Problem details: Please report every line from the material that contains the word "with".

Exercise material:
— BEGIN —

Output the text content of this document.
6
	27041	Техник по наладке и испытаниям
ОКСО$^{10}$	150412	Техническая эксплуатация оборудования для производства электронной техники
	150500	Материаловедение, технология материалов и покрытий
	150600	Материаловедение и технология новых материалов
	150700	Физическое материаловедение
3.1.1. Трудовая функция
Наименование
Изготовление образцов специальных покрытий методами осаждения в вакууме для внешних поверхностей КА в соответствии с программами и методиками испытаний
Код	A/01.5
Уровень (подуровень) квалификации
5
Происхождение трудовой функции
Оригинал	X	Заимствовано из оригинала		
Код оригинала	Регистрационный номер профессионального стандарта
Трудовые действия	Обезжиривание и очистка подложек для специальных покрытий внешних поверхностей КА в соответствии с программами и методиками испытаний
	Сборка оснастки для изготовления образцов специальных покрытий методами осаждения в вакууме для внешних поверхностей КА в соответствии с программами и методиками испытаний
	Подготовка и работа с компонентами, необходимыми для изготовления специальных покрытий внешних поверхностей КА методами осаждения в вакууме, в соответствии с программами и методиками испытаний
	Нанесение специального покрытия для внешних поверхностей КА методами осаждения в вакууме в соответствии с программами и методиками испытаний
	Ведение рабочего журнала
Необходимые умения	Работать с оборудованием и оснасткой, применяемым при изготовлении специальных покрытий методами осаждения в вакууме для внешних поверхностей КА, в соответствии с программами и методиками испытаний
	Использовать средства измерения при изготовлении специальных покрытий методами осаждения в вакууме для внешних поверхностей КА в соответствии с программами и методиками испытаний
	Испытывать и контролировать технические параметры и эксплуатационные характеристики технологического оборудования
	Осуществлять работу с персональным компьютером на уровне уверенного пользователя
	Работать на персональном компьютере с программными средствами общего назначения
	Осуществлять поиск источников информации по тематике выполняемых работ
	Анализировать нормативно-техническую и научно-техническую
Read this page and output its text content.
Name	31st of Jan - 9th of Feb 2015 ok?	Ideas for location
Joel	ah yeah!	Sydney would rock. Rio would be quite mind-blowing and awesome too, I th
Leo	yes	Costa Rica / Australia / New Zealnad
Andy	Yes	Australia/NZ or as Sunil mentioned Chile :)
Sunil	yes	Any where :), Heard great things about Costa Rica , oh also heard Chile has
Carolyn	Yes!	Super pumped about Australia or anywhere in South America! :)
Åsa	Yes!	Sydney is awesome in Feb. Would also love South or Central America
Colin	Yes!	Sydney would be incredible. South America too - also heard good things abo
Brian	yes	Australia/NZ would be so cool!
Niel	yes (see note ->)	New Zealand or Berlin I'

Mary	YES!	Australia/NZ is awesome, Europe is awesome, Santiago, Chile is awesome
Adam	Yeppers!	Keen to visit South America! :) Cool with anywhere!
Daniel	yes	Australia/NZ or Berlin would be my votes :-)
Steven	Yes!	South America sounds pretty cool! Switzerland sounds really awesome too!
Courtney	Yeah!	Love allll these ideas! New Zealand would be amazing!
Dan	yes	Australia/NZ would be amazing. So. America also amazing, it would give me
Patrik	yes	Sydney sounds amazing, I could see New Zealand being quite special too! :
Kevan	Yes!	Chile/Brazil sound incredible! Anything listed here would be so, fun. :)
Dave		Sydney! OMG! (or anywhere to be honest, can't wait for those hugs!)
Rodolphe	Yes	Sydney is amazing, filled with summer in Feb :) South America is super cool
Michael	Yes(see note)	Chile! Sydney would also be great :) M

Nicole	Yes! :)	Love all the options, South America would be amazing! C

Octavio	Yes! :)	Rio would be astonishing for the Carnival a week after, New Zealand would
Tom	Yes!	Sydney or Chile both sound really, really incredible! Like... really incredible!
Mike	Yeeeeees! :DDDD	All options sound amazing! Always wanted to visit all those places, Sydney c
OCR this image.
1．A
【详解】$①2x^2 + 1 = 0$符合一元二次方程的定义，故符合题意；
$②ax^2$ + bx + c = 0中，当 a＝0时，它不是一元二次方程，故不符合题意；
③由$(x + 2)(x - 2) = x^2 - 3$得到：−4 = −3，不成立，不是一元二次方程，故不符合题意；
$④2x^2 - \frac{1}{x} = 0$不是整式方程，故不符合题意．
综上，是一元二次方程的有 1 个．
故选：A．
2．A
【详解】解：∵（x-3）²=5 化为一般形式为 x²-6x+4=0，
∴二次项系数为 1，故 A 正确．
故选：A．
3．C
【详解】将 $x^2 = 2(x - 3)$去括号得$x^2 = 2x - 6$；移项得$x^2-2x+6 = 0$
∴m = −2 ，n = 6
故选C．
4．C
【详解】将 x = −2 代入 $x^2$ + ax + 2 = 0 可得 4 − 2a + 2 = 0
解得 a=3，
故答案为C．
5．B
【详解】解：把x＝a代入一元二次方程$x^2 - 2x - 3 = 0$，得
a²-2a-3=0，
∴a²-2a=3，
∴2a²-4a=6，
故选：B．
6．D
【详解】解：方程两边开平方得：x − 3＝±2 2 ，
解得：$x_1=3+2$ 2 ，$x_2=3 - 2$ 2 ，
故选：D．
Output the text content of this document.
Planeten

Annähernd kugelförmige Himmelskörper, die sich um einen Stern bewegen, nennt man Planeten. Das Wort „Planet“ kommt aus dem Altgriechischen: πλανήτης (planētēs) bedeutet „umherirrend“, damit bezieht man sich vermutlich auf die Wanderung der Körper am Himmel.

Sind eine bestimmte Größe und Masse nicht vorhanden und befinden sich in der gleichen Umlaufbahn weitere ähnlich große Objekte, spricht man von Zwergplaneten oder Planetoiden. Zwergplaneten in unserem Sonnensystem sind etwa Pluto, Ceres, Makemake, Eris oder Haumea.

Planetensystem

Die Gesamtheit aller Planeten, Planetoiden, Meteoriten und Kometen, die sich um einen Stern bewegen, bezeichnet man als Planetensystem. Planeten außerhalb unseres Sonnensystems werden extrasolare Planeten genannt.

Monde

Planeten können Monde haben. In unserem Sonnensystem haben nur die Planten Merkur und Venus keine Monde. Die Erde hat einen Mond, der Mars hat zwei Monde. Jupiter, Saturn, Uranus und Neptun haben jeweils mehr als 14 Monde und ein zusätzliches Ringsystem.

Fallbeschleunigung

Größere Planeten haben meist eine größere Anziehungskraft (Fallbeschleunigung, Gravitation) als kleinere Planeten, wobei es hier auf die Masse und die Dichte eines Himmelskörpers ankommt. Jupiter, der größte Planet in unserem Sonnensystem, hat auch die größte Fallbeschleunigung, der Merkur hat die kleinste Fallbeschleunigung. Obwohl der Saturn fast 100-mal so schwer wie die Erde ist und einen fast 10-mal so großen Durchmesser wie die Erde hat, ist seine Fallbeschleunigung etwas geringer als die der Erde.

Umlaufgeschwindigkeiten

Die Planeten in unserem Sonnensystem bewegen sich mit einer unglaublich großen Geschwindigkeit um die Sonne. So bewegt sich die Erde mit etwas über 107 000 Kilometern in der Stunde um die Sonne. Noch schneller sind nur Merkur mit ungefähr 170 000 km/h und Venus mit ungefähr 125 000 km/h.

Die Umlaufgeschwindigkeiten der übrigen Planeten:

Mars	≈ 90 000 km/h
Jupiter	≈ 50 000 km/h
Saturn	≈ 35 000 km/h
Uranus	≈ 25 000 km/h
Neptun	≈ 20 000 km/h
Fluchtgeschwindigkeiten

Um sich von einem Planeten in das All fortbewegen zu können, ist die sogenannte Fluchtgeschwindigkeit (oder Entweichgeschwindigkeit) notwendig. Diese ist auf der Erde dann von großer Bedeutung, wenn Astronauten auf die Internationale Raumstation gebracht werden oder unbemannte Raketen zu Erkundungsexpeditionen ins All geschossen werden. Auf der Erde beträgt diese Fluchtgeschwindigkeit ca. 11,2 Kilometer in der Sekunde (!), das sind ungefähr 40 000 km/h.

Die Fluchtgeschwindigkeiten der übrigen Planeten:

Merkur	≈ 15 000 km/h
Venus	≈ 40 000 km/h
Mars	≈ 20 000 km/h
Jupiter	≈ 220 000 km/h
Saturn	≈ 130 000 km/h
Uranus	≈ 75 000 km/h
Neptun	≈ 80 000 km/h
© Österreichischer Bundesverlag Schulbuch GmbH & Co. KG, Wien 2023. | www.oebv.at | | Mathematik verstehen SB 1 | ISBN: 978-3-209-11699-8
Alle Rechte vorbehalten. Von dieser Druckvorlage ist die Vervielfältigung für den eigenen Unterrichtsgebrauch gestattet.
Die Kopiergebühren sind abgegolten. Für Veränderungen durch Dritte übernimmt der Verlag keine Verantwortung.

— END —

Completed exercise:
Adam	Yeppers!	Keen to visit South America! :) Cool with anywhere!
Rodolphe	Yes	Sydney is amazing, filled with summer in Feb :) South America is super cool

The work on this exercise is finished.